Saved entries:
= = = =

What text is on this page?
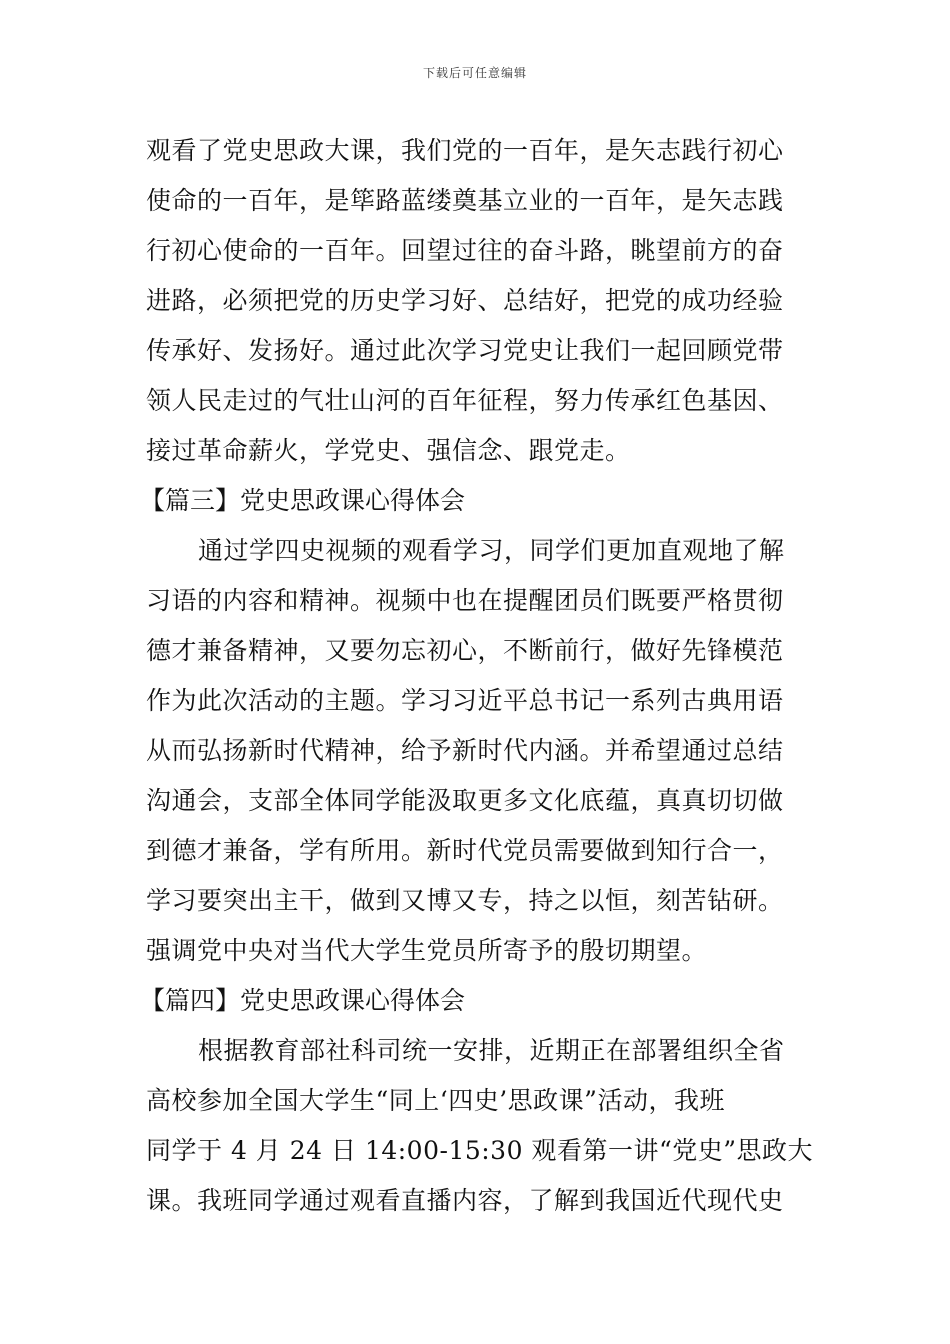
下载后可任意编辑
观看了党史思政大课，我们党的一百年，是矢志践行初心
使命的一百年，是筚路蓝缕奠基立业的一百年，是矢志践
行初心使命的一百年。回望过往的奋斗路，眺望前方的奋
进路，必须把党的历史学习好、总结好，把党的成功经验
传承好、发扬好。通过此次学习党史让我们一起回顾党带
领人民走过的气壮山河的百年征程，努力传承红色基因、
接过革命薪火，学党史、强信念、跟党走。
【篇三】党史思政课心得体会
通过学四史视频的观看学习，同学们更加直观地了解
习语的内容和精神。视频中也在提醒团员们既要严格贯彻
德才兼备精神，又要勿忘初心，不断前行，做好先锋模范
作为此次活动的主题。学习习近平总书记一系列古典用语
从而弘扬新时代精神，给予新时代内涵。并希望通过总结
沟通会，支部全体同学能汲取更多文化底蕴，真真切切做
到德才兼备，学有所用。新时代党员需要做到知行合一，
学习要突出主干，做到又博又专，持之以恒，刻苦钻研。
强调党中央对当代大学生党员所寄予的殷切期望。
【篇四】党史思政课心得体会
根据教育部社科司统一安排，近期正在部署组织全省
高校参加全国大学生“同上‘四史’思政课”活动，我班
同学于 4 月 24 日 14:00-15:30 观看第一讲“党史”思政大
课。我班同学通过观看直播内容，了解到我国近代现代史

= = = =

=== EXERCISE REQUIREMENTS ===
All of the entries need to be transcribed word for word; pictures are left out.

=== RESPONSE TO THE EXERCISE ===
What text is on this page?
下载后可任意编辑
观看了党史思政大课，我们党的一百年，是矢志践行初心
使命的一百年，是筚路蓝缕奠基立业的一百年，是矢志践
行初心使命的一百年。回望过往的奋斗路，眺望前方的奋
进路，必须把党的历史学习好、总结好，把党的成功经验
传承好、发扬好。通过此次学习党史让我们一起回顾党带
领人民走过的气壮山河的百年征程，努力传承红色基因、
接过革命薪火，学党史、强信念、跟党走。
【篇三】党史思政课心得体会
通过学四史视频的观看学习，同学们更加直观地了解
习语的内容和精神。视频中也在提醒团员们既要严格贯彻
德才兼备精神，又要勿忘初心，不断前行，做好先锋模范
作为此次活动的主题。学习习近平总书记一系列古典用语
从而弘扬新时代精神，给予新时代内涵。并希望通过总结
沟通会，支部全体同学能汲取更多文化底蕴，真真切切做
到德才兼备，学有所用。新时代党员需要做到知行合一，
学习要突出主干，做到又博又专，持之以恒，刻苦钻研。
强调党中央对当代大学生党员所寄予的殷切期望。
【篇四】党史思政课心得体会
根据教育部社科司统一安排，近期正在部署组织全省
高校参加全国大学生“同上‘四史’思政课”活动，我班
同学于 4 月 24 日 14:00-15:30 观看第一讲“党史”思政大
课。我班同学通过观看直播内容，了解到我国近代现代史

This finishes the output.